**What the task asks**
Select, from the material below, each line with "business" in it.

**Listed records**
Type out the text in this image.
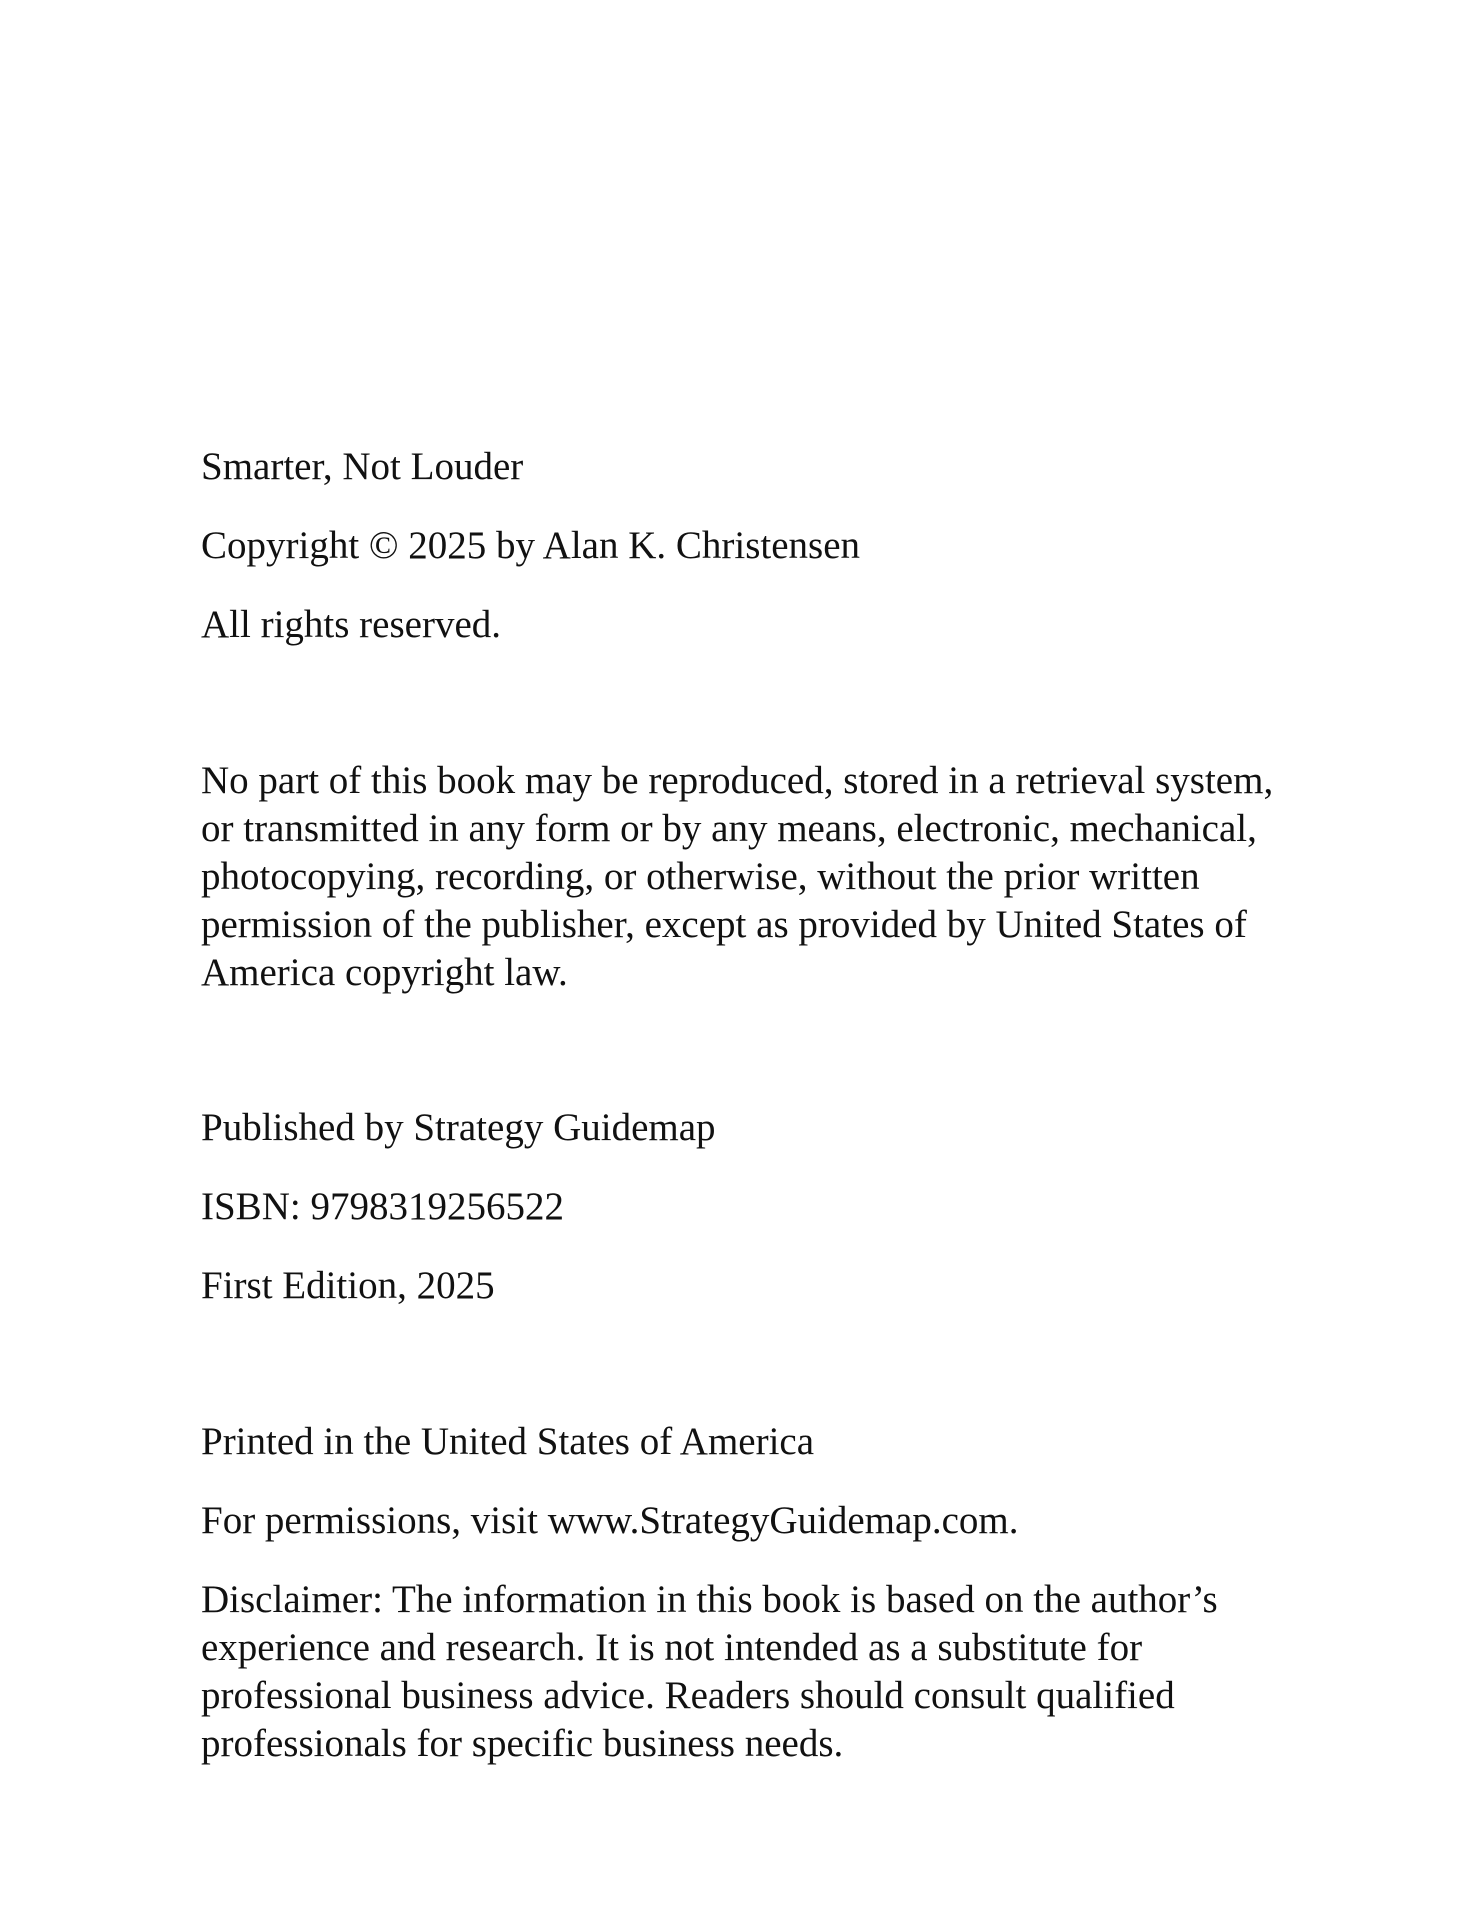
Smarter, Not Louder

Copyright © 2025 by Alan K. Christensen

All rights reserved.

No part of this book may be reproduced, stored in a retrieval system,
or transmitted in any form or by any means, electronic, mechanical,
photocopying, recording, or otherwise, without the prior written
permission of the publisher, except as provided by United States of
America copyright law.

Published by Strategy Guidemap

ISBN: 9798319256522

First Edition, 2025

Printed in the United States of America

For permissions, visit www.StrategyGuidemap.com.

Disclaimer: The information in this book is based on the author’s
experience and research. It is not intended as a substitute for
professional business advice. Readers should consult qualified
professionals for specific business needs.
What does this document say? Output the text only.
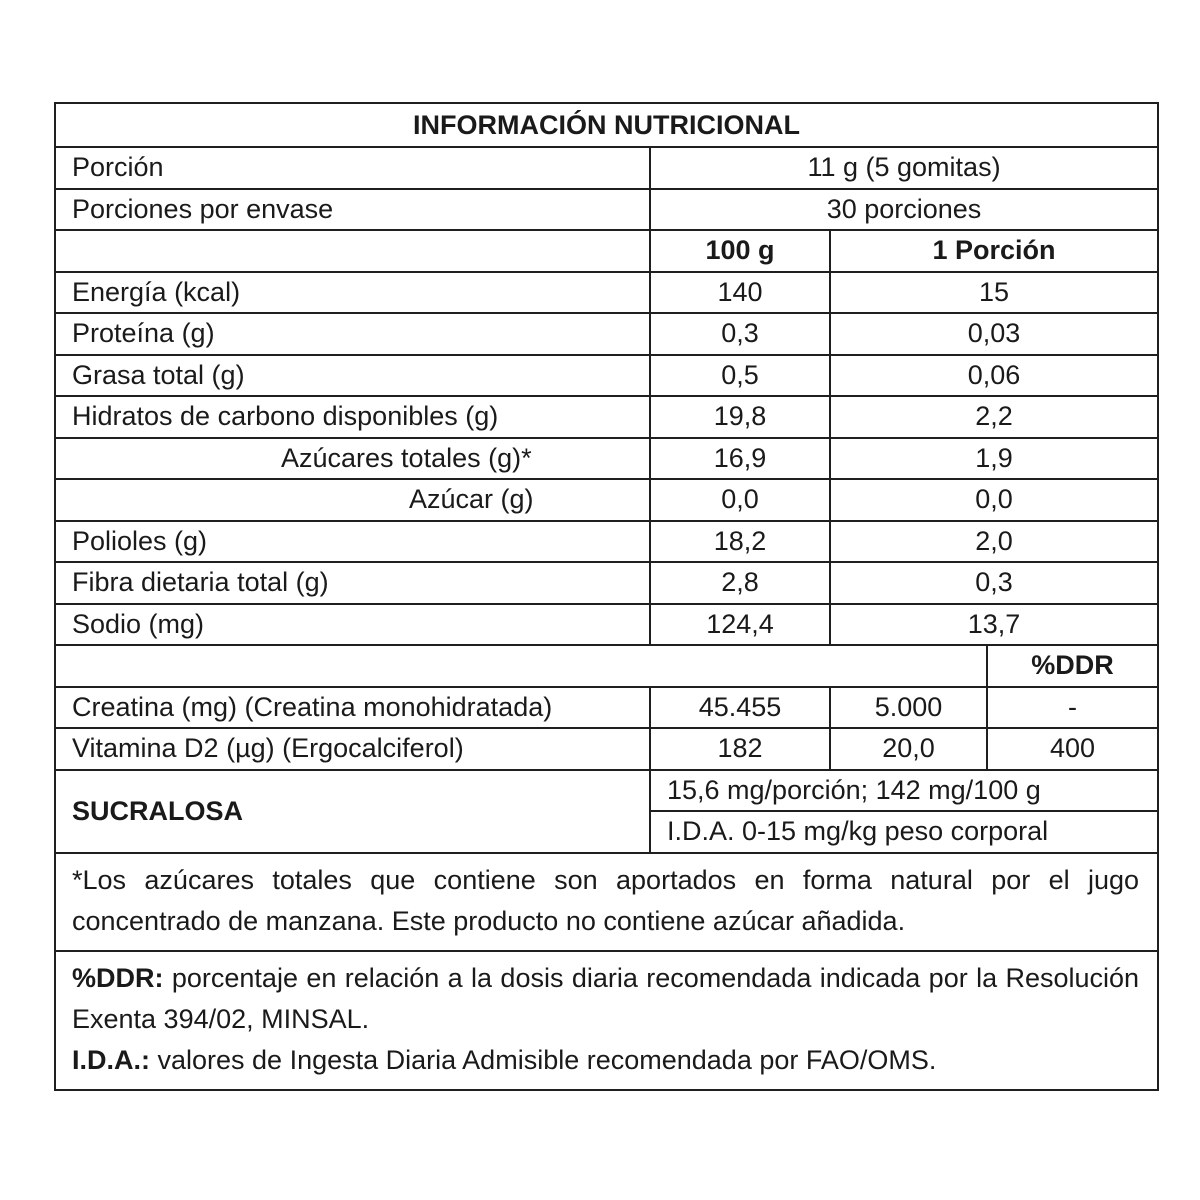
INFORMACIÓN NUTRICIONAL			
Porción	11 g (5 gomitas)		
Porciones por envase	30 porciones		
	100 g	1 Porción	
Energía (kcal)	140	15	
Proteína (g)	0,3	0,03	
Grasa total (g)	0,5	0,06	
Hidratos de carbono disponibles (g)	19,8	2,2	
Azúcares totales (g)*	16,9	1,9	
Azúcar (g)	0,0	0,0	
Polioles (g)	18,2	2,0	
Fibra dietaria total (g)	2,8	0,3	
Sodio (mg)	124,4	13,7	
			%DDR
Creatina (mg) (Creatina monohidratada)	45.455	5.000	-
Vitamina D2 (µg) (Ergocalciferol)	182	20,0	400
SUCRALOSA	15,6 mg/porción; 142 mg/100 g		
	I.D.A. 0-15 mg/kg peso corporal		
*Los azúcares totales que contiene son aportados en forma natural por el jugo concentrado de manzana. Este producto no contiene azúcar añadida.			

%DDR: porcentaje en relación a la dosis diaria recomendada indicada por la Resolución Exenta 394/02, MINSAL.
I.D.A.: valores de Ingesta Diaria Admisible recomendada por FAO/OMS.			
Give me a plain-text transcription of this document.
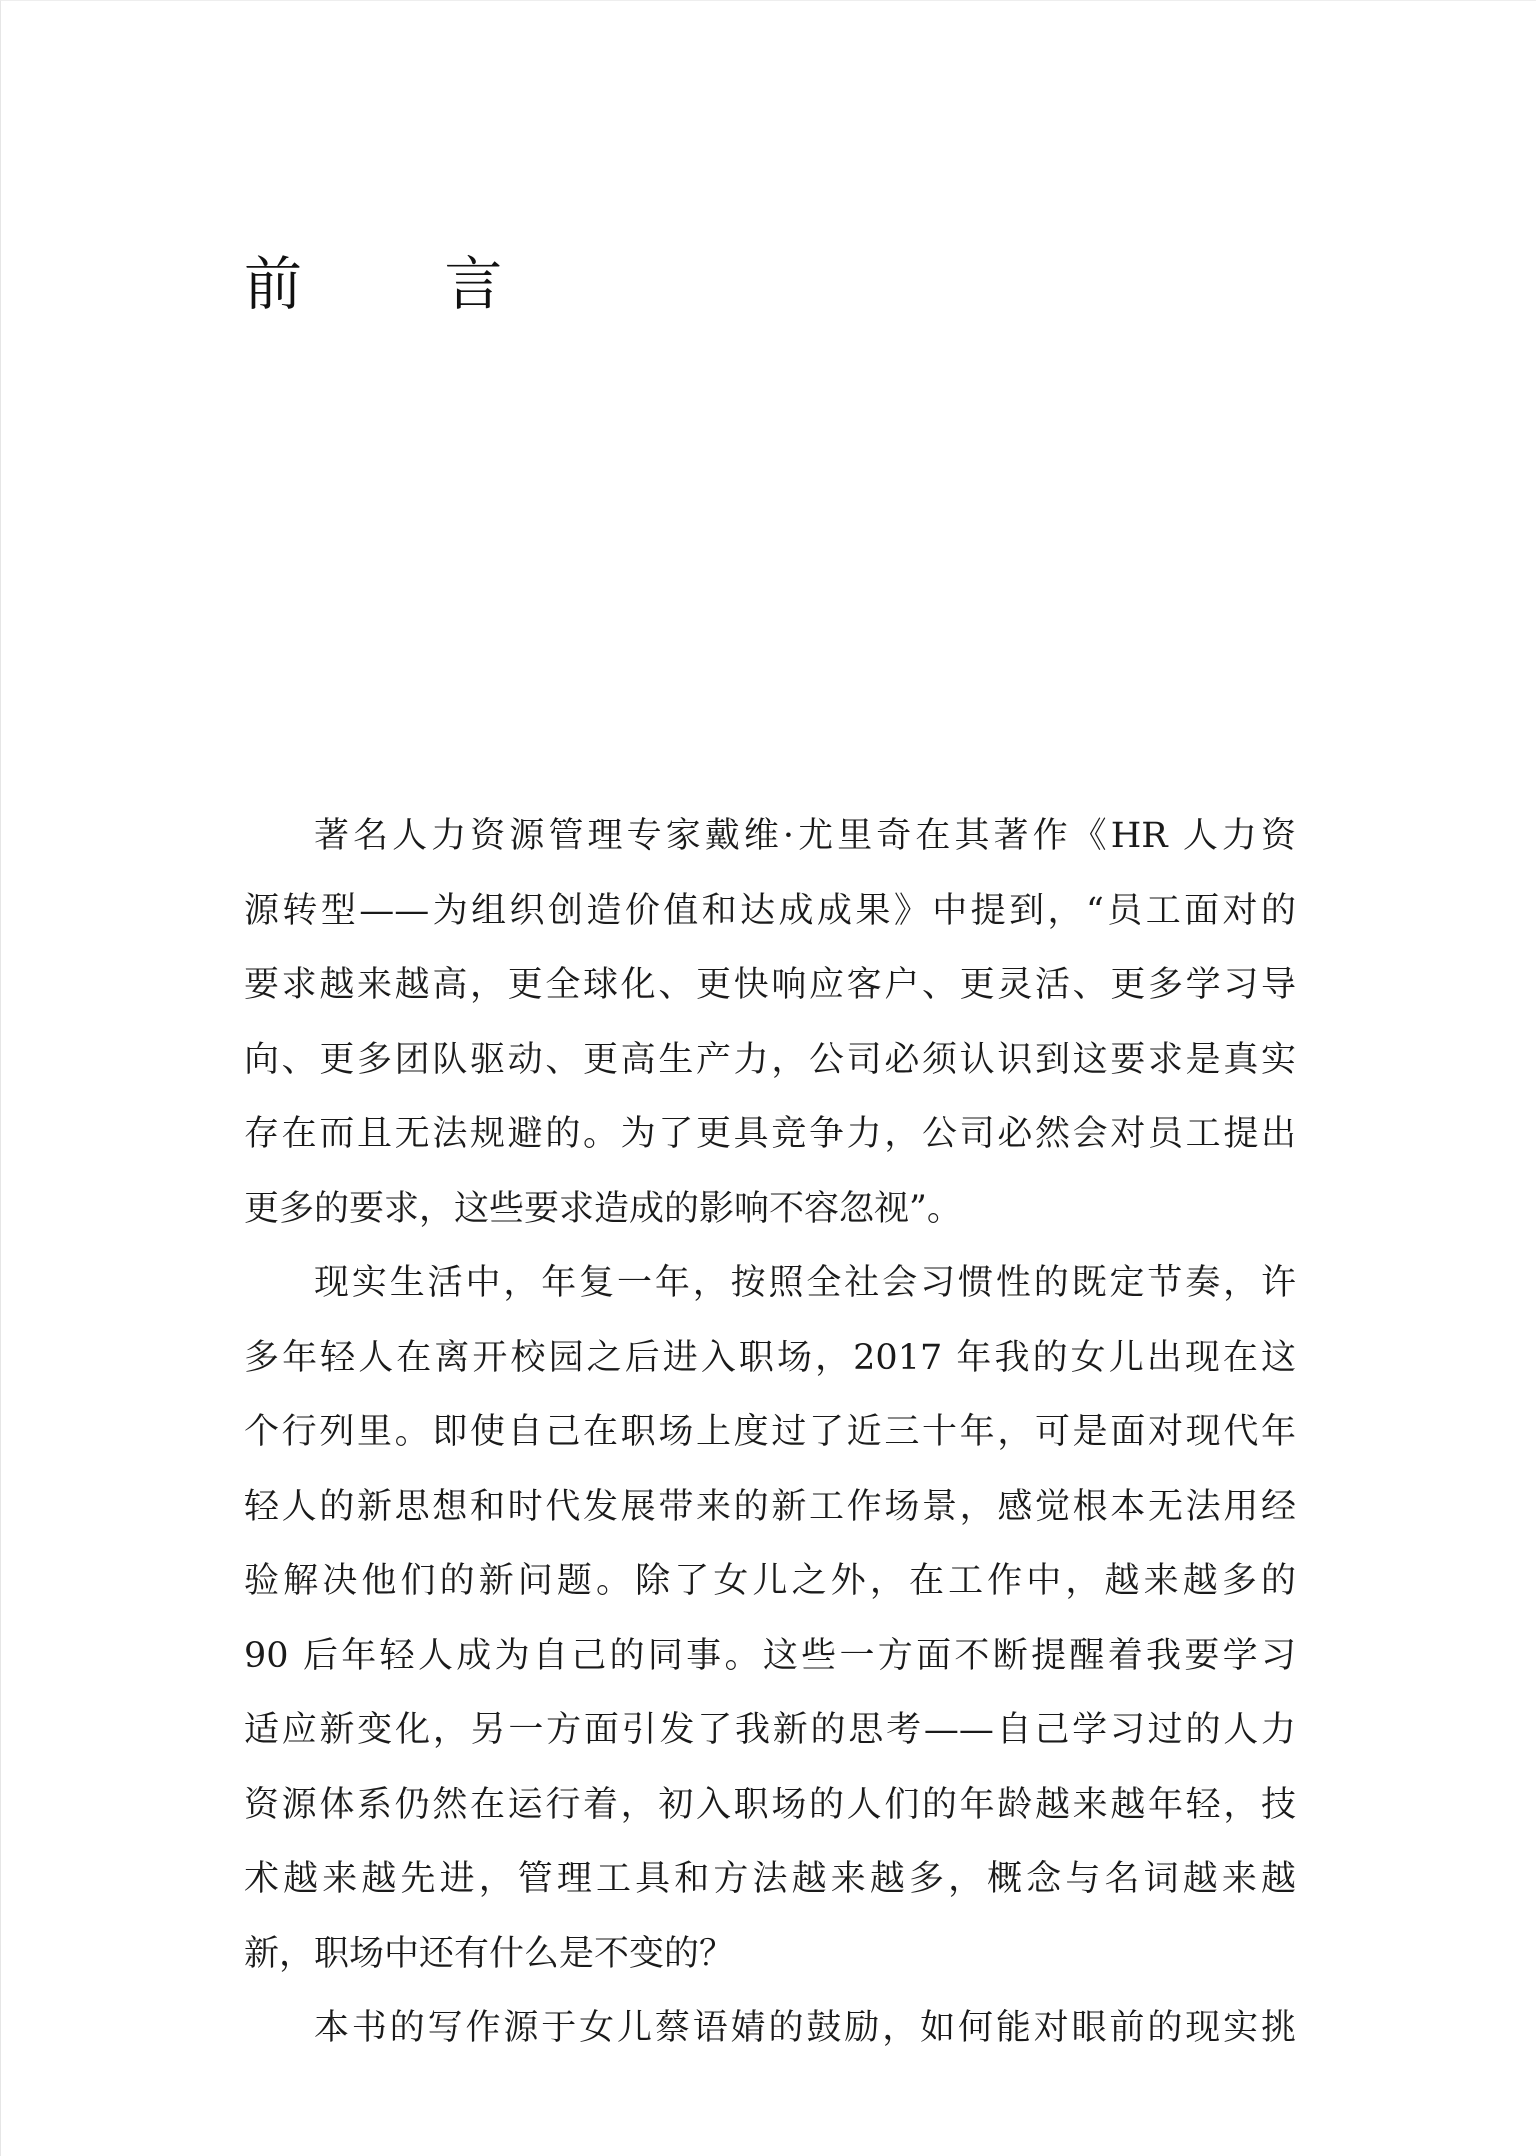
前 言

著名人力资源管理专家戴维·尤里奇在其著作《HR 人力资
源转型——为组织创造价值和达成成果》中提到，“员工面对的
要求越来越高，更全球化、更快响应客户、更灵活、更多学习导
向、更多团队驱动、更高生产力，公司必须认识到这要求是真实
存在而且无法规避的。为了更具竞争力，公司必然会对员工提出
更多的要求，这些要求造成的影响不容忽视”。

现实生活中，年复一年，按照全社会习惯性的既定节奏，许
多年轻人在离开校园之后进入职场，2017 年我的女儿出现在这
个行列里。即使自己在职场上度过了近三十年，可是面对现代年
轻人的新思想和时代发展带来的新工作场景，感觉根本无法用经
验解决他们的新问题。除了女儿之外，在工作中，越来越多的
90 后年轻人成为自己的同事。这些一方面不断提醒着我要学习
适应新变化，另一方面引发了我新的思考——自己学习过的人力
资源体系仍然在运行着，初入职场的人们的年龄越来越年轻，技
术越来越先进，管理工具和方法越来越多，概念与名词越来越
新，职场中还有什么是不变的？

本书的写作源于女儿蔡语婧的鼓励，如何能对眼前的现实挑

**Complete answer**
professional business advice. Readers should consult qualified
professionals for specific business needs.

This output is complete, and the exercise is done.